◆ **EXCERPT TO READ**

Last week, nearly four years after President Obama closed the CIA’s Detention, Interrogation and Rendition Program, the American public is one step closer to learning the truth about a program that sanctioned the torture of terrorism suspects. To date, it has remained shrouded in secrecy, tarnishing our international reputation and severely damaging our nation’s security. Under the leadership of Sen. Dianne Feinstein (D-CA), the Senate Select Committee on Intelligence has voted to adopt a 6000-plus page report, based on an analysis of more than six million pages of CIA records, detailing the findings of the committee’s three-year investigation into the program. We urge the committee to publicly release the document with as few redactions as possible.

Sen. John McCain (R-AZ), who has fiercely criticized the torture tactics of the Bush administration, released a statement expressing his hopes for adoption and declassification of the report, calling the “cruel, inhuman, and degrading treatment of prisoners” a “stain on our country’s conscience.” Feinstein stated, “I believe this report will settle the debate once and for all over whether our nation should ever employ coercive interrogation techniques such as those detailed in this report.”

◆ **TASKS TO CARRY OUT**
1. In the passage on the CIA interrogation report, how many pages of CIA records did the committee's analysis cover?
2. For each statement, say whether it agrees with the passage on the CIA interrogation report, and quote the words that decide it. (a) The report adopted by the Senate committee is longer than 6000 pages. (b) Sen. John McCain has defended the Bush administration's interrogation tactics. (c) The committee's investigation lasted five years.
3. Continue the passage on the CIA interrogation report after its last sentence.

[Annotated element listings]
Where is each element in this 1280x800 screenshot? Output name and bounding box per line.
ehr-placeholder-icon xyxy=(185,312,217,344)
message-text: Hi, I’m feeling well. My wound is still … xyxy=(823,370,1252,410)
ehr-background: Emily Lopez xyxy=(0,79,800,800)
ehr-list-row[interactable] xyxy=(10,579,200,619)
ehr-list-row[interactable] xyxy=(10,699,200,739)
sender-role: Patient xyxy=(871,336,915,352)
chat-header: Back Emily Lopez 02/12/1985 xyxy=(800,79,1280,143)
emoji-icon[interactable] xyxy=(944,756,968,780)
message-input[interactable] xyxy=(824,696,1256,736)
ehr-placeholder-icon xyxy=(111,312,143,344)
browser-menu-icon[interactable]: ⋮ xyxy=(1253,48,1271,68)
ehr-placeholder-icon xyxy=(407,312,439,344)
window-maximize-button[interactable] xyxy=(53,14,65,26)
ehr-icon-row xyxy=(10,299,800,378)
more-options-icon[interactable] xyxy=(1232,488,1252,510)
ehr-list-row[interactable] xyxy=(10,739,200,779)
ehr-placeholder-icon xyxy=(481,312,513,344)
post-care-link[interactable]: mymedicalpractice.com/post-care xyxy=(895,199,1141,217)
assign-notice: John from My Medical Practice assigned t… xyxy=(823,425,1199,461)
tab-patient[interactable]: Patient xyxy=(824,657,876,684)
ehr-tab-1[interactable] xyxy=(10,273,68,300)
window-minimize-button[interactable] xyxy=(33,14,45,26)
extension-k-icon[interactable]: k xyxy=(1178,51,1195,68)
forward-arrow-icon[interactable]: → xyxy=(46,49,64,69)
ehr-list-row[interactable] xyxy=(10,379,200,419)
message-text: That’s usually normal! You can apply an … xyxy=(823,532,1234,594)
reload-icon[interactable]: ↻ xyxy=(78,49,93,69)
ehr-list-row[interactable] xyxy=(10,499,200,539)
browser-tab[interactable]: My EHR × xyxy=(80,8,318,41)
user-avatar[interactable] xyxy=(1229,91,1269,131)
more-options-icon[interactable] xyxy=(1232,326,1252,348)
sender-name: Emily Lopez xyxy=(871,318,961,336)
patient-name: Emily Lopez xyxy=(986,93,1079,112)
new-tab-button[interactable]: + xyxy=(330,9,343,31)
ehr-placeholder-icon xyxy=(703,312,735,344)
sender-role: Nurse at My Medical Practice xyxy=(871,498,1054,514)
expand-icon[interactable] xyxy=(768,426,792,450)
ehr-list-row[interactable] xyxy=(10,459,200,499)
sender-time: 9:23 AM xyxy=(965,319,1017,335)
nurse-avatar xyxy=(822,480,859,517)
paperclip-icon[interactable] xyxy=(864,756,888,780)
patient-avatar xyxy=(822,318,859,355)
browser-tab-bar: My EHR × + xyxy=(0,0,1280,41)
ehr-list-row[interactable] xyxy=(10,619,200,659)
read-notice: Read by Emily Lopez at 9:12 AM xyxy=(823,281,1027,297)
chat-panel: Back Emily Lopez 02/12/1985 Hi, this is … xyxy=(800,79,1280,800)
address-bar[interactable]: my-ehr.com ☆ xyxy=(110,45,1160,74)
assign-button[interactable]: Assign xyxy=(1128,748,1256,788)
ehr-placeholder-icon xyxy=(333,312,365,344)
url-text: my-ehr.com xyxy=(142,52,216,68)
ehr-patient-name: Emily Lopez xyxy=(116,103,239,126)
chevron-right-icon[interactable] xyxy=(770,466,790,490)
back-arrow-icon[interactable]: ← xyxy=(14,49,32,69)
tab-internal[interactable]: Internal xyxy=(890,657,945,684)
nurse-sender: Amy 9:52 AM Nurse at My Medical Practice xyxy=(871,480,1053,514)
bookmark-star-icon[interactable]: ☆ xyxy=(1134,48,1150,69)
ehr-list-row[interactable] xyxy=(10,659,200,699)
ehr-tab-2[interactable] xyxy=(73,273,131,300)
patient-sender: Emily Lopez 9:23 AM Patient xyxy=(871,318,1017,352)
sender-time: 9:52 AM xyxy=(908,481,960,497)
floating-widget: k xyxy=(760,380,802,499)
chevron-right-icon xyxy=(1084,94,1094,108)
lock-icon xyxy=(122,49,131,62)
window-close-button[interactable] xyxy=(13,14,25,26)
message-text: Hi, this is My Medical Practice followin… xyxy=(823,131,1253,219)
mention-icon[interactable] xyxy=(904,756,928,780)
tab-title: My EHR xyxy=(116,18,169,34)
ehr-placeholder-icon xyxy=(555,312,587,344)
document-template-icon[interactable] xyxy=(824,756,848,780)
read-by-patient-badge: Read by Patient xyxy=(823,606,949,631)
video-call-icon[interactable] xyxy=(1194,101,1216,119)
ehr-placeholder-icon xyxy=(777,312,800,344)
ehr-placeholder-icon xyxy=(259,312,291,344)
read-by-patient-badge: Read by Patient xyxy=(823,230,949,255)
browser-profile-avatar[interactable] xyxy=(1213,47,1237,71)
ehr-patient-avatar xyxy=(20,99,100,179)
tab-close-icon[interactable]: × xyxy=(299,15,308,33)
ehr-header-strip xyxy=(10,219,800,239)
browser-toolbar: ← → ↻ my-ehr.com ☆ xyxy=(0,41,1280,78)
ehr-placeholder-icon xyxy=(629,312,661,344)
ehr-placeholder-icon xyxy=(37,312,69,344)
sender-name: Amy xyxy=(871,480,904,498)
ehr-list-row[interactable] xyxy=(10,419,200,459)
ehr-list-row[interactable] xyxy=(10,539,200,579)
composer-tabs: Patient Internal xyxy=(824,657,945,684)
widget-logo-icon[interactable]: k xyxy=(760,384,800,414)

◆ **WRITTEN ANSWERS**
1. More than six million pages.

2.
(a) Yes: "a 6000-plus page report"
(b) No: "who has fiercely criticized the torture tactics of the Bush administration"
(c) No: "the committee’s three-year investigation into the program"

3.
The next step, of course, is for the commission to release the report and allow the American public to decide for themselves, based on a full understanding of the facts. As Obama stated in a White House Memorandum, “a democracy requires accountability, and accountability requires transparency,” adding in simple but powerful terms that, “in the face of doubt, openness prevails.”

These are not just abstract terms for philosophers; they are the foundations of a healthy democracy. The demand for a public release of the committee’s findings has nothing to do with a desire for retribution or an obsession with the past, but it has absolutely everything to do with making sure that the use of torture has no place in our future.

More than a decade after the tragic events of 9/11 the stain of torture remains; a signal to the rest of the world of how far we departed from our commitment to human rights and the rule of law. An honest reckoning is the first step to repairing some of that damage and restoring our commitment to these long-standing principles. Having access to a comprehensive reporting of the facts – rather than relying on competing claims from both sides of the debate – will enable us to determine not only what was done in our name, but how we can ensure it never happens again.

See the press release here.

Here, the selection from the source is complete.